* Start Records to process *

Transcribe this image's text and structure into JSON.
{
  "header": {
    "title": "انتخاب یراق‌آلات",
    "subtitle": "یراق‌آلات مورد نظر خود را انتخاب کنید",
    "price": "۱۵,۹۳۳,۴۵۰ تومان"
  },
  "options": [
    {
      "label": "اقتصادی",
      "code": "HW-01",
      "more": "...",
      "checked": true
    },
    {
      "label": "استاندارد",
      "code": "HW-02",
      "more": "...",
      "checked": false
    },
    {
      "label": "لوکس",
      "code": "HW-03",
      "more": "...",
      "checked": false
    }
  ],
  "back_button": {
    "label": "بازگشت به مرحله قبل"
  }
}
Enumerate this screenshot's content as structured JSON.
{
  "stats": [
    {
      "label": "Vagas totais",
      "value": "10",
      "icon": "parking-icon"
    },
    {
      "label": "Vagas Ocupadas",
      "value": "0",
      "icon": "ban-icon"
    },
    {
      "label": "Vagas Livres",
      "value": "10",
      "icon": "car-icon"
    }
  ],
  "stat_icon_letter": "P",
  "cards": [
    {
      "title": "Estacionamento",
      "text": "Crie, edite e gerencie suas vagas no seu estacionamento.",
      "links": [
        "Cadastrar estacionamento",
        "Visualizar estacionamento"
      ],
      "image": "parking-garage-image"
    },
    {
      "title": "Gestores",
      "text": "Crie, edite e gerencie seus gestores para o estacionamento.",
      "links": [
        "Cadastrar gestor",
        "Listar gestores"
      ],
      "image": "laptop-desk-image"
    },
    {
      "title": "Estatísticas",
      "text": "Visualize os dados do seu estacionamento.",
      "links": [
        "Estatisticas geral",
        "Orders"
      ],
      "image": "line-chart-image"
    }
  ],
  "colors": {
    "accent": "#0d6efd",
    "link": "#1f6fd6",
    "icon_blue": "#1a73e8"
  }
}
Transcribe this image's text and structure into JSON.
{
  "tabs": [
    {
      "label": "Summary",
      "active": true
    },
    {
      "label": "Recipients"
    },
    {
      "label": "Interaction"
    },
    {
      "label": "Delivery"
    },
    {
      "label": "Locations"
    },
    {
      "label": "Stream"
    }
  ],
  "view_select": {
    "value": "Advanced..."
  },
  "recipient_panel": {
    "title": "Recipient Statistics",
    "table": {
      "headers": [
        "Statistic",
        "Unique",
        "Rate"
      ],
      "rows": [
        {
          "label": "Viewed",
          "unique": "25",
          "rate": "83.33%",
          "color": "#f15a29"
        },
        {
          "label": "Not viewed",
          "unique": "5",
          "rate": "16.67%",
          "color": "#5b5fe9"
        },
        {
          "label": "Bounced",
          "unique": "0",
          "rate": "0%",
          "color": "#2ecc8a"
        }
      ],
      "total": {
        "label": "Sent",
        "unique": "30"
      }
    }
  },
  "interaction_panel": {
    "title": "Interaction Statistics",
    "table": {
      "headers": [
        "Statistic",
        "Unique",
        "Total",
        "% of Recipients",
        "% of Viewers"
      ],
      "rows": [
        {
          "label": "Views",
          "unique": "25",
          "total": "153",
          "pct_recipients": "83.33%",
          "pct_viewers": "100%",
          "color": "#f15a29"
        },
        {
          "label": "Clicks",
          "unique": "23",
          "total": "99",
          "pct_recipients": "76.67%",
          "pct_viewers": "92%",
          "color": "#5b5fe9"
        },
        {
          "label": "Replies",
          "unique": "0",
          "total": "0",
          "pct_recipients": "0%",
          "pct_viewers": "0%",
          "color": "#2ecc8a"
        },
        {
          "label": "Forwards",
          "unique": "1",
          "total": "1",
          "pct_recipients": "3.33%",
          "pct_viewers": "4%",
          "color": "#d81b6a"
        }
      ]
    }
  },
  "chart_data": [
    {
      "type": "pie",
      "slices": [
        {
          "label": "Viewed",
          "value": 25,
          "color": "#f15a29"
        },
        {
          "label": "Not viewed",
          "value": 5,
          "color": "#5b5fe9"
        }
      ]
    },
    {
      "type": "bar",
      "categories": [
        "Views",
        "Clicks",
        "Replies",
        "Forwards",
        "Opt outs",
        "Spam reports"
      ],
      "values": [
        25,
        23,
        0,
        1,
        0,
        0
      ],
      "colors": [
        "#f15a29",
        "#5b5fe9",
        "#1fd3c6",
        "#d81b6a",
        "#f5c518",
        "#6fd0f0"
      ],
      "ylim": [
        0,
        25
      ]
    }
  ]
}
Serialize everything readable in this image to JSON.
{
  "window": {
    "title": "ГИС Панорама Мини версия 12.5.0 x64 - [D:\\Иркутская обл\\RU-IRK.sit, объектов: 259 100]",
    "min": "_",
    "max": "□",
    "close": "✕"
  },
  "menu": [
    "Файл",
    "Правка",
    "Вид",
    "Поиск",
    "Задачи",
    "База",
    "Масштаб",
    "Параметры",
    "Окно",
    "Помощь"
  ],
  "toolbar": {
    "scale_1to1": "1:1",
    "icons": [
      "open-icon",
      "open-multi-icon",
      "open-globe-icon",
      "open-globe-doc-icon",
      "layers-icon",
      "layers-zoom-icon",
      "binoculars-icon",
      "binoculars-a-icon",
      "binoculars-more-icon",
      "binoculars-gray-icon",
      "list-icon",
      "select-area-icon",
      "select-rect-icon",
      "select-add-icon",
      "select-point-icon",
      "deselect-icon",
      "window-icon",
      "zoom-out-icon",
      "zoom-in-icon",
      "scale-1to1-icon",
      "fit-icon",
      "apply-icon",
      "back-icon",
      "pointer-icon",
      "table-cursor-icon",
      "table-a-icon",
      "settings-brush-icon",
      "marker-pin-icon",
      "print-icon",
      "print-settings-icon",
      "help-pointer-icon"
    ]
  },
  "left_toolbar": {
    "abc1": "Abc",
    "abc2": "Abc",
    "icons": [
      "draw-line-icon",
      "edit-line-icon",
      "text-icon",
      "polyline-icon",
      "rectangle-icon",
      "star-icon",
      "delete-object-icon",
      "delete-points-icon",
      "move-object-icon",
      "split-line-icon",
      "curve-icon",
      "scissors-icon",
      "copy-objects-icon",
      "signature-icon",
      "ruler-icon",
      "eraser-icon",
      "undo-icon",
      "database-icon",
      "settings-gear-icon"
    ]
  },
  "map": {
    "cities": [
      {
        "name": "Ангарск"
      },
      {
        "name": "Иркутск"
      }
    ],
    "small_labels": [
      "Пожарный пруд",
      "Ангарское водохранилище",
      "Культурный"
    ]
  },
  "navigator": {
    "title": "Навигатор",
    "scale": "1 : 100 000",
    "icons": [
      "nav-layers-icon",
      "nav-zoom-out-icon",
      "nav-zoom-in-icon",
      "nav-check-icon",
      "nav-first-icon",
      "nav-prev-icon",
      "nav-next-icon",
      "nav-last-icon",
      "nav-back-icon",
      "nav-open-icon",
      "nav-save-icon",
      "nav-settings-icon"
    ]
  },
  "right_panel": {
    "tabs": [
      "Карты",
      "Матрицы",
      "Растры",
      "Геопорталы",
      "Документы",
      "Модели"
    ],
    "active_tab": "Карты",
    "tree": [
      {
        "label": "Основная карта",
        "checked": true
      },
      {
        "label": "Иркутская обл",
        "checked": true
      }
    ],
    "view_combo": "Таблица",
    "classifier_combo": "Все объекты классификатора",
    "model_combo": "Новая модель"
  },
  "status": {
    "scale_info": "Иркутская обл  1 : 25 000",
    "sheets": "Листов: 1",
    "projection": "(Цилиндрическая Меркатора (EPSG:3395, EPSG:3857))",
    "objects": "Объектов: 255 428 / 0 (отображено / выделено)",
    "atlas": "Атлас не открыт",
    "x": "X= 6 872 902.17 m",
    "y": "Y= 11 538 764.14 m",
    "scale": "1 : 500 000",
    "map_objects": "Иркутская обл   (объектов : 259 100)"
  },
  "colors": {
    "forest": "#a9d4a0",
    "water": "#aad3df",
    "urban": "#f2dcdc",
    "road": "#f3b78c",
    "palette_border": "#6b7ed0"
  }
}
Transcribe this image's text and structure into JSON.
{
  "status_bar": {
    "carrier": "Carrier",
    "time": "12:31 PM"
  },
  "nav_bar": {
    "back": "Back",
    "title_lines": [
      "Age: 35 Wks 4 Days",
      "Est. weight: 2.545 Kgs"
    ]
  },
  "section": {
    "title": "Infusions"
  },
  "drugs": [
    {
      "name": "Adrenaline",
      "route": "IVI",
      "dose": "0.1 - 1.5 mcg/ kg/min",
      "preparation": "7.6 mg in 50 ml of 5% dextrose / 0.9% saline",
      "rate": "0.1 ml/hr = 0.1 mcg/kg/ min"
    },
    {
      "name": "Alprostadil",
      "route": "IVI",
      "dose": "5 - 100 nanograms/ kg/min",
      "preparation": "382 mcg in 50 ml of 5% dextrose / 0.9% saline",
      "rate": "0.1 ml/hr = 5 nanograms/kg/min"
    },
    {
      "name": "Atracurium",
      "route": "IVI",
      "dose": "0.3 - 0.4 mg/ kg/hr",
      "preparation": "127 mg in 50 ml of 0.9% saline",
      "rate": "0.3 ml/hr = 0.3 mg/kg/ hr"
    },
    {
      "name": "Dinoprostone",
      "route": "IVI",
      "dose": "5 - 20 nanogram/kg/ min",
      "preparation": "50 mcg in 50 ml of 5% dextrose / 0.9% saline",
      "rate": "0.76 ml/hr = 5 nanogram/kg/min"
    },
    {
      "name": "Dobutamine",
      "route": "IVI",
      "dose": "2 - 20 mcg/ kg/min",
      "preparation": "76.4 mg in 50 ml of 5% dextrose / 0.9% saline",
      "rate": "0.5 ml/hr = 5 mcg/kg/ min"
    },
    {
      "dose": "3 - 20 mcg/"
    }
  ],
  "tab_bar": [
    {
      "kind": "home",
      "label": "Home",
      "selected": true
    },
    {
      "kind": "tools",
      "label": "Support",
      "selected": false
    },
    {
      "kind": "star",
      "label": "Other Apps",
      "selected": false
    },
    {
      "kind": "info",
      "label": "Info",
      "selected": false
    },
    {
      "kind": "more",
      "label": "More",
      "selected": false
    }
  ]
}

* End Records to process *

> What is required
List each line holding the string "Иркутская".

> Response below
    "title": "ГИС Панорама Мини версия 12.5.0 x64 - [D:\\Иркутская обл\\RU-IRK.sit, объектов: 259 100]",
        "label": "Иркутская обл",
    "scale_info": "Иркутская обл  1 : 25 000",
    "map_objects": "Иркутская обл   (объектов : 259 100)"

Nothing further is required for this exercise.